Exercise: Write out the whole listing again, exactly as given.

☆ ☆ ☆ ☆ ☆

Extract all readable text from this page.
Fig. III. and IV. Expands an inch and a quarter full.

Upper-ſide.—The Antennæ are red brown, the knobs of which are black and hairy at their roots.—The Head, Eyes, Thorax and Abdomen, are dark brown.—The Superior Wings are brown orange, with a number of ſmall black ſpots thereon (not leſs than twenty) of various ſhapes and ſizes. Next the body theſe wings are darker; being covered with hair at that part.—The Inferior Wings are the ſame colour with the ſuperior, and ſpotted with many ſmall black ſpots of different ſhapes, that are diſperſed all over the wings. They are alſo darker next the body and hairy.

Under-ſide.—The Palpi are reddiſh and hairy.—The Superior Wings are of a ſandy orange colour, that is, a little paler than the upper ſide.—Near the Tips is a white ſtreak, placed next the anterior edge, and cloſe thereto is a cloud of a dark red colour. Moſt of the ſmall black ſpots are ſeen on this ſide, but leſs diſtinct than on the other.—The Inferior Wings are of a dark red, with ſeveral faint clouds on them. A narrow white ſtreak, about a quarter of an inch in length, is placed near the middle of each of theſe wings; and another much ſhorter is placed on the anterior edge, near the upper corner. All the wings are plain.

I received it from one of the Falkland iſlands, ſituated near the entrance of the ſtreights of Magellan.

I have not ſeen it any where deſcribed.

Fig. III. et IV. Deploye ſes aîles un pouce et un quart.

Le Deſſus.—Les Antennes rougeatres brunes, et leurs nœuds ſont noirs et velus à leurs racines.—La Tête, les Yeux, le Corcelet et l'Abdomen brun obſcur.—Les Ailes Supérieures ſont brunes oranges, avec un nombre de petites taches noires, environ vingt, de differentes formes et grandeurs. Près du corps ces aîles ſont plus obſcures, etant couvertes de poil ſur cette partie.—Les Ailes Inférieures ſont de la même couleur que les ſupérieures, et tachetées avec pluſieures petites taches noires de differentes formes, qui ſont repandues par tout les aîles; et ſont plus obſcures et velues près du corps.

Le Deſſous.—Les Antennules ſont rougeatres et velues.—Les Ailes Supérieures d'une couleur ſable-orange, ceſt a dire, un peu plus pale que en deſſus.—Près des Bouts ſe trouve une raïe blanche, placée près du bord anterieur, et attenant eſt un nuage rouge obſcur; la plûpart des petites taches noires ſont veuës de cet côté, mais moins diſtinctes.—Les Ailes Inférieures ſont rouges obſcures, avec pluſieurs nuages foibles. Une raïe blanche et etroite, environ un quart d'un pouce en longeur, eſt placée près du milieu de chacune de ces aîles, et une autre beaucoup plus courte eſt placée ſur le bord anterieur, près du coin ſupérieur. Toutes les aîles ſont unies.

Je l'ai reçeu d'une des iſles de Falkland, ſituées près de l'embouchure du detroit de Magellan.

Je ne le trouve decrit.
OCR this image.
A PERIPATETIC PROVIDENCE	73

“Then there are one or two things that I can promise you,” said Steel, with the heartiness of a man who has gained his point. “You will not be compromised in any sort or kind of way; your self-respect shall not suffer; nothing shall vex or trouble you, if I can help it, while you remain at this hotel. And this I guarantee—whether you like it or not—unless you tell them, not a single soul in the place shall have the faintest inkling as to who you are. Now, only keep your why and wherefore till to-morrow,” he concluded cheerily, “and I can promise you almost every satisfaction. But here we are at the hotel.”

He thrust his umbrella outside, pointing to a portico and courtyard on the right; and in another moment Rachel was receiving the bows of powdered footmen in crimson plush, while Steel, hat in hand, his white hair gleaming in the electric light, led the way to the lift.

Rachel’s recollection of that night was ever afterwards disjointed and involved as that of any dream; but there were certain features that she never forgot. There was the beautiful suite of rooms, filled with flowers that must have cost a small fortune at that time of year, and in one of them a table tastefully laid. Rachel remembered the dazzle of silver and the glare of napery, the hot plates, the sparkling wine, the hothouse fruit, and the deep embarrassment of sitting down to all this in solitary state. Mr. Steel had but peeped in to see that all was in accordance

☆ ☆ ☆ ☆ ☆

Solved problem:
Extract all readable text from this page.
Fig. III. and IV. Expands an inch and a quarter full.

Upper-ſide.—The Antennæ are red brown, the knobs of which are black and hairy at their roots.—The Head, Eyes, Thorax and Abdomen, are dark brown.—The Superior Wings are brown orange, with a number of ſmall black ſpots thereon (not leſs than twenty) of various ſhapes and ſizes. Next the body theſe wings are darker; being covered with hair at that part.—The Inferior Wings are the ſame colour with the ſuperior, and ſpotted with many ſmall black ſpots of different ſhapes, that are diſperſed all over the wings. They are alſo darker next the body and hairy.

Under-ſide.—The Palpi are reddiſh and hairy.—The Superior Wings are of a ſandy orange colour, that is, a little paler than the upper ſide.—Near the Tips is a white ſtreak, placed next the anterior edge, and cloſe thereto is a cloud of a dark red colour. Moſt of the ſmall black ſpots are ſeen on this ſide, but leſs diſtinct than on the other.—The Inferior Wings are of a dark red, with ſeveral faint clouds on them. A narrow white ſtreak, about a quarter of an inch in length, is placed near the middle of each of theſe wings; and another much ſhorter is placed on the anterior edge, near the upper corner. All the wings are plain.

I received it from one of the Falkland iſlands, ſituated near the entrance of the ſtreights of Magellan.

I have not ſeen it any where deſcribed.

Fig. III. et IV. Deploye ſes aîles un pouce et un quart.

Le Deſſus.—Les Antennes rougeatres brunes, et leurs nœuds ſont noirs et velus à leurs racines.—La Tête, les Yeux, le Corcelet et l'Abdomen brun obſcur.—Les Ailes Supérieures ſont brunes oranges, avec un nombre de petites taches noires, environ vingt, de differentes formes et grandeurs. Près du corps ces aîles ſont plus obſcures, etant couvertes de poil ſur cette partie.—Les Ailes Inférieures ſont de la même couleur que les ſupérieures, et tachetées avec pluſieures petites taches noires de differentes formes, qui ſont repandues par tout les aîles; et ſont plus obſcures et velues près du corps.

Le Deſſous.—Les Antennules ſont rougeatres et velues.—Les Ailes Supérieures d'une couleur ſable-orange, ceſt a dire, un peu plus pale que en deſſus.—Près des Bouts ſe trouve une raïe blanche, placée près du bord anterieur, et attenant eſt un nuage rouge obſcur; la plûpart des petites taches noires ſont veuës de cet côté, mais moins diſtinctes.—Les Ailes Inférieures ſont rouges obſcures, avec pluſieurs nuages foibles. Une raïe blanche et etroite, environ un quart d'un pouce en longeur, eſt placée près du milieu de chacune de ces aîles, et une autre beaucoup plus courte eſt placée ſur le bord anterieur, près du coin ſupérieur. Toutes les aîles ſont unies.

Je l'ai reçeu d'une des iſles de Falkland, ſituées près de l'embouchure du detroit de Magellan.

Je ne le trouve decrit.
OCR this image.
A PERIPATETIC PROVIDENCE	73

“Then there are one or two things that I can promise you,” said Steel, with the heartiness of a man who has gained his point. “You will not be compromised in any sort or kind of way; your self-respect shall not suffer; nothing shall vex or trouble you, if I can help it, while you remain at this hotel. And this I guarantee—whether you like it or not—unless you tell them, not a single soul in the place shall have the faintest inkling as to who you are. Now, only keep your why and wherefore till to-morrow,” he concluded cheerily, “and I can promise you almost every satisfaction. But here we are at the hotel.”

He thrust his umbrella outside, pointing to a portico and courtyard on the right; and in another moment Rachel was receiving the bows of powdered footmen in crimson plush, while Steel, hat in hand, his white hair gleaming in the electric light, led the way to the lift.

Rachel’s recollection of that night was ever afterwards disjointed and involved as that of any dream; but there were certain features that she never forgot. There was the beautiful suite of rooms, filled with flowers that must have cost a small fortune at that time of year, and in one of them a table tastefully laid. Rachel remembered the dazzle of silver and the glare of napery, the hot plates, the sparkling wine, the hothouse fruit, and the deep embarrassment of sitting down to all this in solitary state. Mr. Steel had but peeped in to see that all was in accordance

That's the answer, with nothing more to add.